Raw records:
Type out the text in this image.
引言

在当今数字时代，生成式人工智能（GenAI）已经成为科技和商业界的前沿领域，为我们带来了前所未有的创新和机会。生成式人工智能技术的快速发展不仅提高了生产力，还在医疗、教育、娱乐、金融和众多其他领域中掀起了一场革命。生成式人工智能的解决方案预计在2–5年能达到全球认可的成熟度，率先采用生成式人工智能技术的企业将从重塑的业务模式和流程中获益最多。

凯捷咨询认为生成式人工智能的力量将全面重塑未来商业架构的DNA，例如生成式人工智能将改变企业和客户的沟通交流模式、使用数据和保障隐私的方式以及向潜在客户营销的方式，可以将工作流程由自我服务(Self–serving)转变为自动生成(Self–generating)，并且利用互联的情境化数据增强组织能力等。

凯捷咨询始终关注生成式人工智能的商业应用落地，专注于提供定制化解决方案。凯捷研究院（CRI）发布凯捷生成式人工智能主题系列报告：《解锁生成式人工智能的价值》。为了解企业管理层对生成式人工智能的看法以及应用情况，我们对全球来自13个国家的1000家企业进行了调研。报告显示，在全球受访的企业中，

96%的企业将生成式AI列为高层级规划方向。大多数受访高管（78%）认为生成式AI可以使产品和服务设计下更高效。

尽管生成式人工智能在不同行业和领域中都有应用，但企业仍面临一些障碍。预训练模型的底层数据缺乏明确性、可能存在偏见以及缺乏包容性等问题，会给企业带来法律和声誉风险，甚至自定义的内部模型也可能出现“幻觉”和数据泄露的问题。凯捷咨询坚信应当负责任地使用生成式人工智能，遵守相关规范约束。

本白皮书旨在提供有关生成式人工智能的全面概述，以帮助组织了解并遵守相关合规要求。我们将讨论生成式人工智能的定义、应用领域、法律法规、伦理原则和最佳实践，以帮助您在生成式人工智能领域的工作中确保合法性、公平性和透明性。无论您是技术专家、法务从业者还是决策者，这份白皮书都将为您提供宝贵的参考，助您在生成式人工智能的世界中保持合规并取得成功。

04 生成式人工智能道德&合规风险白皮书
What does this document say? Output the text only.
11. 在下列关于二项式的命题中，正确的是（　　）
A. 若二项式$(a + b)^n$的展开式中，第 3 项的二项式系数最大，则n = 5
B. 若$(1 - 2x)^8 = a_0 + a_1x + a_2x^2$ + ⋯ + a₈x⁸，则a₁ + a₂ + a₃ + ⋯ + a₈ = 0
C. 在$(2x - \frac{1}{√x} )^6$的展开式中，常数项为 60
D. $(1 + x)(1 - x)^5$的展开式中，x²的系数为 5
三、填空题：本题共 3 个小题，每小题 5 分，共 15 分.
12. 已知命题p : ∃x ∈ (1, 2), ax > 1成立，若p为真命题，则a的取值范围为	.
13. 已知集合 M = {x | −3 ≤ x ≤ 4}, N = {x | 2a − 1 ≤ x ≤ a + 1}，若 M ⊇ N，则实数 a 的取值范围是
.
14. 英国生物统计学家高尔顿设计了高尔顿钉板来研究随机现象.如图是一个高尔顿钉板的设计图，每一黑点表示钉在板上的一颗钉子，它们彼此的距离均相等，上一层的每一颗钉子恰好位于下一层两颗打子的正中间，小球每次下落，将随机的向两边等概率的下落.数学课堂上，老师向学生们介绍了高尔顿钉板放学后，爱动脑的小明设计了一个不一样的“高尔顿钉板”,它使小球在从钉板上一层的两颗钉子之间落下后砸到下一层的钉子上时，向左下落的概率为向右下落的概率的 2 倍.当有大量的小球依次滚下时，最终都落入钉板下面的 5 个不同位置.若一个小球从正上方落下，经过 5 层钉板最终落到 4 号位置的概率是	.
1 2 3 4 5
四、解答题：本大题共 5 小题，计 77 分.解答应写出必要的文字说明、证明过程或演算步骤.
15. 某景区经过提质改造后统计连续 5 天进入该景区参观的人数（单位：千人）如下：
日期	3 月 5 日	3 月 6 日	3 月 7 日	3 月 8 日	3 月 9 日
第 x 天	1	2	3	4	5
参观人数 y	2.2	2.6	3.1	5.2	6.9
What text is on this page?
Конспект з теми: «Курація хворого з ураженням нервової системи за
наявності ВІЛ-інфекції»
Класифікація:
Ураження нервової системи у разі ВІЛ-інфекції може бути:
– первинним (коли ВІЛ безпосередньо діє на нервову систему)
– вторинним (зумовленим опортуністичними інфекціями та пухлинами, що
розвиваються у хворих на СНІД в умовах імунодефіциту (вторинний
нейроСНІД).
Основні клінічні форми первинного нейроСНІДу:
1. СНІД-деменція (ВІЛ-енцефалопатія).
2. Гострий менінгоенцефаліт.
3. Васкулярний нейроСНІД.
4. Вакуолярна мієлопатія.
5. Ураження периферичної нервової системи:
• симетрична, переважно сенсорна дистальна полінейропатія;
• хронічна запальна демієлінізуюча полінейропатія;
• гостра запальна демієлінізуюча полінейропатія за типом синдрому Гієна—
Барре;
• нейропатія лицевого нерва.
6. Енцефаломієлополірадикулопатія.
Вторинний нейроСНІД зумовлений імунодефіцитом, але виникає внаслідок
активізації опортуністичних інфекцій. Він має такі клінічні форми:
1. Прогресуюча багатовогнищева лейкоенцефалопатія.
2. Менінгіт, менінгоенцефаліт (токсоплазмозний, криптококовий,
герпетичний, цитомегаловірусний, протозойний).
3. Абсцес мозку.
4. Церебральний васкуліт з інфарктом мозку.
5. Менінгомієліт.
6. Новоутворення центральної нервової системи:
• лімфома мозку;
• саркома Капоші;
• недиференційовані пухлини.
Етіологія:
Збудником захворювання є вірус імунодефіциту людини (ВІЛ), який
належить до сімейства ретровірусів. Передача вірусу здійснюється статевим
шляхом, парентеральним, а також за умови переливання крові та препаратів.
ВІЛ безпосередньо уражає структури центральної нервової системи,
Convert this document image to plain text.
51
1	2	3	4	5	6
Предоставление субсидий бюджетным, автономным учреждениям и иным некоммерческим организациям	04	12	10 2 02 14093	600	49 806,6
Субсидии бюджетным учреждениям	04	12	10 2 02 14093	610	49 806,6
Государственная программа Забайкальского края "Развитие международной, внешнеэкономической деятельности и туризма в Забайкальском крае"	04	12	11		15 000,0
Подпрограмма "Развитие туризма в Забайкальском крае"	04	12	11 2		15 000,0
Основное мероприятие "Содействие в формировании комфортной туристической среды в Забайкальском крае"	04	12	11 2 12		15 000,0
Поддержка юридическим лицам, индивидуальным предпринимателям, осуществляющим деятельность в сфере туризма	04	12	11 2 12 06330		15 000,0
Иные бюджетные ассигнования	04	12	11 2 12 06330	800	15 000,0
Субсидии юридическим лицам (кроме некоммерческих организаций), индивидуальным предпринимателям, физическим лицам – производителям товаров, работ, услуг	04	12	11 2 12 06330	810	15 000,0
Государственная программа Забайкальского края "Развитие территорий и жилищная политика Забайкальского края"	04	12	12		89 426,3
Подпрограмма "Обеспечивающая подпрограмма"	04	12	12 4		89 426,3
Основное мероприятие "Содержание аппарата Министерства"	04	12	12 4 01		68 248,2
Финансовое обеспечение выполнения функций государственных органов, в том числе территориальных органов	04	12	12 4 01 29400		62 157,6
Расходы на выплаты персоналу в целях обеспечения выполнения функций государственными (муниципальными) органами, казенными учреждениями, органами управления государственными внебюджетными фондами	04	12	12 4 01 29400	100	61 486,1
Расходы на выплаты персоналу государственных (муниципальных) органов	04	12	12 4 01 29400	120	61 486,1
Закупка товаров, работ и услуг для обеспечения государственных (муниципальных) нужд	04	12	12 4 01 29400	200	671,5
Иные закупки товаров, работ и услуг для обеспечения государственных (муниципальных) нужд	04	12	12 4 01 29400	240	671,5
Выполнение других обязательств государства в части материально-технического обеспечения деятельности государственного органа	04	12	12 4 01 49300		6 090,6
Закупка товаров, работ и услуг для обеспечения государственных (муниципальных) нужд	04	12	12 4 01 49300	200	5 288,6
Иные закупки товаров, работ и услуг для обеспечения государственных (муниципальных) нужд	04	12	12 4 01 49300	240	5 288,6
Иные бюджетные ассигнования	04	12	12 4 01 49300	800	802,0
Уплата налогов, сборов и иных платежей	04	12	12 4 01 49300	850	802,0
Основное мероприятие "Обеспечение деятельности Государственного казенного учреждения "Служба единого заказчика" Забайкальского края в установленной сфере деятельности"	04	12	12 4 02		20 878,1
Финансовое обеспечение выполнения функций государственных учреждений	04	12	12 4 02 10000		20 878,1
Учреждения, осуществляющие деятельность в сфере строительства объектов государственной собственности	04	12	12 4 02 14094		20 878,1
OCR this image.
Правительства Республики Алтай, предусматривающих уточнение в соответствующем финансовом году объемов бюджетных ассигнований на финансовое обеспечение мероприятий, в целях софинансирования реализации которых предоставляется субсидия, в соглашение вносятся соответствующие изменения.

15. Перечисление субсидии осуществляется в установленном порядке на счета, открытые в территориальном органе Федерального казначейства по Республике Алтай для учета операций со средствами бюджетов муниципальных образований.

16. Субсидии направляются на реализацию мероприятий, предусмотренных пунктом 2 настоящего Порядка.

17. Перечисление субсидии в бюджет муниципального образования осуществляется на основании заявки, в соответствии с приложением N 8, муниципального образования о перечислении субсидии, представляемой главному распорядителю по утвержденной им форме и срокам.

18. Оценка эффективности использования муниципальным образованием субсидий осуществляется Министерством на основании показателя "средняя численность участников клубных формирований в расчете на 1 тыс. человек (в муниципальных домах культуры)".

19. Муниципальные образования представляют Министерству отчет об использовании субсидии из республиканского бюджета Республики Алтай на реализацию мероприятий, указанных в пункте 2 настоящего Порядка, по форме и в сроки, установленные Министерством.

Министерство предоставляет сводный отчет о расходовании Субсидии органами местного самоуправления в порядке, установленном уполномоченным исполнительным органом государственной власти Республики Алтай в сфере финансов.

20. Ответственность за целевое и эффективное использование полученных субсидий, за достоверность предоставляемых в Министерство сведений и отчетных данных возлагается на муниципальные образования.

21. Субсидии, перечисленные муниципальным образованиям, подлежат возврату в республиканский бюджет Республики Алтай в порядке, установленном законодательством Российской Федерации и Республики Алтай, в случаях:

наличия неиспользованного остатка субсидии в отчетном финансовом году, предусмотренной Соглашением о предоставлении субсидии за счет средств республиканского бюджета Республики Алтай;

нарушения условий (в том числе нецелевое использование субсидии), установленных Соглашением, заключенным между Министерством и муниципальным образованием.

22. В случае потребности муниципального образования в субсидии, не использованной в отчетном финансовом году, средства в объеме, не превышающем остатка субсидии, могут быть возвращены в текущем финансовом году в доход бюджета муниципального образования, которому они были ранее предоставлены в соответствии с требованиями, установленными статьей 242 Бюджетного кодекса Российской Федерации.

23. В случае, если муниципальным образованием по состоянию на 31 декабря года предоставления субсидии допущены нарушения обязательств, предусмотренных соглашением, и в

* **What to work on**: Using the listing above, return all lines where the word "Порядка" occurs.

* **Full solution**:
16. Субсидии направляются на реализацию мероприятий, предусмотренных пунктом 2 настоящего Порядка.
19. Муниципальные образования представляют Министерству отчет об использовании субсидии из республиканского бюджета Республики Алтай на реализацию мероприятий, указанных в пункте 2 настоящего Порядка, по форме и в сроки, установленные Министерством.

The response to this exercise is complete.